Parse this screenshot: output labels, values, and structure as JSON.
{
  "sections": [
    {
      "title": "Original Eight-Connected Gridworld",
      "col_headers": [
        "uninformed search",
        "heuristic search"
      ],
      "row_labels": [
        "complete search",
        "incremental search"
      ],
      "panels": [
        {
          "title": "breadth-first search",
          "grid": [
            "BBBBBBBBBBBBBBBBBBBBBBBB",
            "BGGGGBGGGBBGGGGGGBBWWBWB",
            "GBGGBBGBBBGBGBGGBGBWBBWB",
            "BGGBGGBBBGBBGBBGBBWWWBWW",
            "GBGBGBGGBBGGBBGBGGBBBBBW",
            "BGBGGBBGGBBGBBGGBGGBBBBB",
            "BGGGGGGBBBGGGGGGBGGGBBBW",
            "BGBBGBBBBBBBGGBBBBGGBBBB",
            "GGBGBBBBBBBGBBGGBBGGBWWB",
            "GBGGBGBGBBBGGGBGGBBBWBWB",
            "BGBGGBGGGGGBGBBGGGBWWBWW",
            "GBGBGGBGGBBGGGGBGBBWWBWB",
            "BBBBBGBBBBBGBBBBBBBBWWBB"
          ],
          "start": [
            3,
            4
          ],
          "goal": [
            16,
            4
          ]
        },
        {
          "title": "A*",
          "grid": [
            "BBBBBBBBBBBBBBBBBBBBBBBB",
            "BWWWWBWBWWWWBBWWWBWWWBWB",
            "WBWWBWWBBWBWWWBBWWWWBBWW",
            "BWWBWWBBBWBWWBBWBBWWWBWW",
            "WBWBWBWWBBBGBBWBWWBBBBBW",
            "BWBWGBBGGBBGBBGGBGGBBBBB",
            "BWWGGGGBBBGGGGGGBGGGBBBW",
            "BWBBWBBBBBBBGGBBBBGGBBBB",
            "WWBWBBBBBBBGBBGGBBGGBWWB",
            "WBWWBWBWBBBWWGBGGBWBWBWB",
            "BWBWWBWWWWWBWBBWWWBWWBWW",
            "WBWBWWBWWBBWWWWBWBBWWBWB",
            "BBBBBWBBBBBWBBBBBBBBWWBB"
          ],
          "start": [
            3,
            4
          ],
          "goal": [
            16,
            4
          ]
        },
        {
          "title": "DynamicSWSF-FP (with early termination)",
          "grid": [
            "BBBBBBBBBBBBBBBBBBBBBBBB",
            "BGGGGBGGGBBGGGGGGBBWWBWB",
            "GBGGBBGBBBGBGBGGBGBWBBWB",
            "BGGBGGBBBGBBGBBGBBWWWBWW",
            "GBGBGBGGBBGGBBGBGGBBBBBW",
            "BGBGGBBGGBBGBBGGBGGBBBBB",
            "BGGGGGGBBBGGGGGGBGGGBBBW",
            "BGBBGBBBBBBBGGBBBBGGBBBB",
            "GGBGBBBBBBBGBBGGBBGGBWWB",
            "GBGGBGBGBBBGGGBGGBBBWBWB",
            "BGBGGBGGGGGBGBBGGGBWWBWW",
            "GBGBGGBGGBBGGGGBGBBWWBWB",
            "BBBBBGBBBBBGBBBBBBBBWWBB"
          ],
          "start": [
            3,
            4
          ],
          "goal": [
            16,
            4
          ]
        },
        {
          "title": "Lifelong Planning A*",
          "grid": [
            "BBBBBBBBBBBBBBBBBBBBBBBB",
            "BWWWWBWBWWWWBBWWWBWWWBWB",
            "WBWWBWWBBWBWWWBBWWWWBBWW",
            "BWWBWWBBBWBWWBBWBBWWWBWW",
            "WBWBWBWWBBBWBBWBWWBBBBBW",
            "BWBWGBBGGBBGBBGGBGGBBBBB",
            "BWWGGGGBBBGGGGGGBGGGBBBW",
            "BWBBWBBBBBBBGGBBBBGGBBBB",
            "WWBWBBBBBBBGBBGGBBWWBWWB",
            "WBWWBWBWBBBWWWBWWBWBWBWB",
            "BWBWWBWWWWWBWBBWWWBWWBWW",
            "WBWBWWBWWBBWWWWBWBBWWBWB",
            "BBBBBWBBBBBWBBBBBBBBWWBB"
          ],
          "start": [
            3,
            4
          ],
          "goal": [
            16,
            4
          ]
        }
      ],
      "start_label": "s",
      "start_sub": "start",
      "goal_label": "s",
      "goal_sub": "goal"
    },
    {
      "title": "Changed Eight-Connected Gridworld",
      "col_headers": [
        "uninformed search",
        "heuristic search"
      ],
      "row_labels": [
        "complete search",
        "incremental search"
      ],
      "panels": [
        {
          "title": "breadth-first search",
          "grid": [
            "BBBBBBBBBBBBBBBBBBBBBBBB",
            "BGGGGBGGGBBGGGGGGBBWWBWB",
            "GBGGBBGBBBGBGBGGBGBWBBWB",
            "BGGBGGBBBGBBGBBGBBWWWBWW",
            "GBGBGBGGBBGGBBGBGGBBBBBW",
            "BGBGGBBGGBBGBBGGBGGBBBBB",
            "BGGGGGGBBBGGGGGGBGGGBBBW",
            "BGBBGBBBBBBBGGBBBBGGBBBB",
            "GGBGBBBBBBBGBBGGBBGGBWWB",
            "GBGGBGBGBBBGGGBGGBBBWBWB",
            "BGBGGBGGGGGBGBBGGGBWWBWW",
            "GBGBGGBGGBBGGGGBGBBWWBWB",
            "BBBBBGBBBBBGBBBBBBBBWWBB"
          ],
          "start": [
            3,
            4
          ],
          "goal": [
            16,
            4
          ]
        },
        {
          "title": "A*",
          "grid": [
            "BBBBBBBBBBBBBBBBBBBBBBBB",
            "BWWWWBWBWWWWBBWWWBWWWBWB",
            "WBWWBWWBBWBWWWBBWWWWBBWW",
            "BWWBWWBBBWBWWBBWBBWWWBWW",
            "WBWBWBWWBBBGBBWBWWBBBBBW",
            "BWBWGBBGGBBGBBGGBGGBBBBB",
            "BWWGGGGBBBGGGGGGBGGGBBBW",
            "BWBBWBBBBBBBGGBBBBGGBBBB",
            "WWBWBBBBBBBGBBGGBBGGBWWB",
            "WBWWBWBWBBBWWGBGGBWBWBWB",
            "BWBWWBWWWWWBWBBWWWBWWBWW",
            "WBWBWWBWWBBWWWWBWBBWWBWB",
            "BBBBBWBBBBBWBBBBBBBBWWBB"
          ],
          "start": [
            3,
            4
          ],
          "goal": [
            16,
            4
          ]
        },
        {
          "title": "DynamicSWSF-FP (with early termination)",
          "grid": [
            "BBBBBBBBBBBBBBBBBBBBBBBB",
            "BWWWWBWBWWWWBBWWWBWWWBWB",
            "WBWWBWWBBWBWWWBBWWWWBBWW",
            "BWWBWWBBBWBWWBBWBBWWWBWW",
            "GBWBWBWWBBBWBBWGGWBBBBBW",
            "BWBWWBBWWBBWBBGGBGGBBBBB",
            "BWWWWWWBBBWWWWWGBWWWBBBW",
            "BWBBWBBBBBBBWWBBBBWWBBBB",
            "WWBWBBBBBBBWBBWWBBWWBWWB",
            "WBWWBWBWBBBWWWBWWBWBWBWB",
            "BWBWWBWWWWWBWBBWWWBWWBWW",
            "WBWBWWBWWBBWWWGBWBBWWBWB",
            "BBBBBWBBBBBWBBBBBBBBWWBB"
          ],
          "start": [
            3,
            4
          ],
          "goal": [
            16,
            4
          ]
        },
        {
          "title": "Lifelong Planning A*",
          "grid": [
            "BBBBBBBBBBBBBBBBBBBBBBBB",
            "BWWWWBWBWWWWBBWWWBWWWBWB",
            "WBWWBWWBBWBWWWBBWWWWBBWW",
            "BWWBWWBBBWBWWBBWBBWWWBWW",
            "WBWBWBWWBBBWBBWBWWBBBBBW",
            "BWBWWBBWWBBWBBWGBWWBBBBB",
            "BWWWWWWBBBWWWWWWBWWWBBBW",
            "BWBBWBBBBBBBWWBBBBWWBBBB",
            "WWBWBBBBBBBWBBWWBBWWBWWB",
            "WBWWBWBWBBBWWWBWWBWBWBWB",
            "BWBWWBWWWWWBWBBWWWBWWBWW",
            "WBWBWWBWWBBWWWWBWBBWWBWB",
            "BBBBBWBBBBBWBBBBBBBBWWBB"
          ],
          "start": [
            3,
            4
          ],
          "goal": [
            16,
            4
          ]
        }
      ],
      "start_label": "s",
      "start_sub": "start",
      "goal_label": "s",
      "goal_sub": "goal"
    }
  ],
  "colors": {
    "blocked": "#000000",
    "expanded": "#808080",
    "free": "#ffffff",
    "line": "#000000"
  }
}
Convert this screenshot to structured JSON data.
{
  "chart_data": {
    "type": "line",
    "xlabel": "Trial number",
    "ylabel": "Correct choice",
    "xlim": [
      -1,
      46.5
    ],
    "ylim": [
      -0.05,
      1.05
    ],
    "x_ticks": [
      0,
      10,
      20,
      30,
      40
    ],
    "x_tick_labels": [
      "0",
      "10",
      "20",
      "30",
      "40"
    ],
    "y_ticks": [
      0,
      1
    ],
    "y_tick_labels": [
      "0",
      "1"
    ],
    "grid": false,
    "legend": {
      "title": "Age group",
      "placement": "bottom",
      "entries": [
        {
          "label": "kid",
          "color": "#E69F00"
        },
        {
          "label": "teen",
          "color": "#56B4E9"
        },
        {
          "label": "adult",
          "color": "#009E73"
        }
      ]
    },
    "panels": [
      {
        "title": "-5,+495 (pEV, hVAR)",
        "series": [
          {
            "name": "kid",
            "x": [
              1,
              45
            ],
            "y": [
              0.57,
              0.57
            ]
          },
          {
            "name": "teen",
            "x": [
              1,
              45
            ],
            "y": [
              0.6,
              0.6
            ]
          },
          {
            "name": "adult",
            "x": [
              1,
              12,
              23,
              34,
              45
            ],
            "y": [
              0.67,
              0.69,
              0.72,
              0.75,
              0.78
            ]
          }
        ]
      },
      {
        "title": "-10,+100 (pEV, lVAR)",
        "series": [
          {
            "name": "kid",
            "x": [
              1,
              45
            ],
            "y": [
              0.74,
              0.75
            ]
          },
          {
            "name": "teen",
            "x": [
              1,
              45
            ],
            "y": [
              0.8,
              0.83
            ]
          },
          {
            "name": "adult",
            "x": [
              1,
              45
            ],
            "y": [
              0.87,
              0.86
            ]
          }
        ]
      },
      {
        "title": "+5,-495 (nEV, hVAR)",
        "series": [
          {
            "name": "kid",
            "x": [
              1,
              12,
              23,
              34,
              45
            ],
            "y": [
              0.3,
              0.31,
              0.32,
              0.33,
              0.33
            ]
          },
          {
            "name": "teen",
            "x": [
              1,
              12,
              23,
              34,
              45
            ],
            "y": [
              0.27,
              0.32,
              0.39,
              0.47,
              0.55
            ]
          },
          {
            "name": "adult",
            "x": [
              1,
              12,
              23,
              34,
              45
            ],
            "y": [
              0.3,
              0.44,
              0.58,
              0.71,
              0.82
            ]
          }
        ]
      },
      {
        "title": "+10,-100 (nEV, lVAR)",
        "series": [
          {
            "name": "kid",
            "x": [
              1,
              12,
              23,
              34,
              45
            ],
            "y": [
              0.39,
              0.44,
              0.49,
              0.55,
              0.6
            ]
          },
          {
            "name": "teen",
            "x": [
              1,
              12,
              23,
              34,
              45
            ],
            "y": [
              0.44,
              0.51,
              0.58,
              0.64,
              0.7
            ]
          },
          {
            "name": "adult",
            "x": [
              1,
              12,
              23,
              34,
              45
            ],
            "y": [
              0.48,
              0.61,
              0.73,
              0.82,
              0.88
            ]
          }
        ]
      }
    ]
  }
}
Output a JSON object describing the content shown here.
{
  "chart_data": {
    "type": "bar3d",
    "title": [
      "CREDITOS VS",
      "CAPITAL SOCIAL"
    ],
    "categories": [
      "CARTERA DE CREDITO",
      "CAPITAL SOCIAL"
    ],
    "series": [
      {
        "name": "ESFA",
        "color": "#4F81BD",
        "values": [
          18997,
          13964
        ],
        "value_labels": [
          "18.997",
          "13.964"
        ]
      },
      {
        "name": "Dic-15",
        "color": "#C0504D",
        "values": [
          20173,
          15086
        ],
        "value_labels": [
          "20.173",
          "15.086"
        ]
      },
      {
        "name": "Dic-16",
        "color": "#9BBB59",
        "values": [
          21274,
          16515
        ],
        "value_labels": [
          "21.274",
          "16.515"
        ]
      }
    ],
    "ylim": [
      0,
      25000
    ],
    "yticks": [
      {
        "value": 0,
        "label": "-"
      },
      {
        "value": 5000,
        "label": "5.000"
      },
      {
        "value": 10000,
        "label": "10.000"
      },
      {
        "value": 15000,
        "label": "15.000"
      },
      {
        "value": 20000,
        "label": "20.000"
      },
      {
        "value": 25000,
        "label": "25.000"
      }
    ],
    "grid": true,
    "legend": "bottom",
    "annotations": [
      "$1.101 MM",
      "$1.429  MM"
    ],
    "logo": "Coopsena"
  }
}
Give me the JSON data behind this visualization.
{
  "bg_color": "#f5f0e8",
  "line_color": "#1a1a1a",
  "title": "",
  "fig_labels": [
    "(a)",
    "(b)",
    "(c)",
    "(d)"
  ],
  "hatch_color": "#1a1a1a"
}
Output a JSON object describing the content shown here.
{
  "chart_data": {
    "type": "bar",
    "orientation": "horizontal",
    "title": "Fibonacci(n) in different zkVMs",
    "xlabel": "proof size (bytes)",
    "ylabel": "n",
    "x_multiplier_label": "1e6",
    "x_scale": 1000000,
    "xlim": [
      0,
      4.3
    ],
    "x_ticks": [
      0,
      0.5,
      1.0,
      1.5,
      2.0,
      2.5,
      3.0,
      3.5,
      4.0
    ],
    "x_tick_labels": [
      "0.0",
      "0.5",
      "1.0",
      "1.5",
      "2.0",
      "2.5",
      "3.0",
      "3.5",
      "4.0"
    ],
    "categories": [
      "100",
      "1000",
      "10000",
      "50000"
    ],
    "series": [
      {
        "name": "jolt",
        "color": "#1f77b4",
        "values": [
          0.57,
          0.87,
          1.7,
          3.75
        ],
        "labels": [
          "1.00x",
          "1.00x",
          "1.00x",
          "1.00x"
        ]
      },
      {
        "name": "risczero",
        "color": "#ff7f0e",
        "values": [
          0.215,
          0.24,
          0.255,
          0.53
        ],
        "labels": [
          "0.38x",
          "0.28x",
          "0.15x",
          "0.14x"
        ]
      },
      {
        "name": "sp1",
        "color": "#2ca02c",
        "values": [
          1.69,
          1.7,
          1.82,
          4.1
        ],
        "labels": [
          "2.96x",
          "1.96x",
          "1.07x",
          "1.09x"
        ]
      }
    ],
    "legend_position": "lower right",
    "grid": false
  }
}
☆ ☆ ☆ ☆ ☆ ☆ ☆
_Work to be completed_: Note every line above where the string "lVAR" shows up, and copy those lines.

_The output_:
        "title": "-10,+100 (pEV, lVAR)",
        "title": "+10,-100 (nEV, lVAR)",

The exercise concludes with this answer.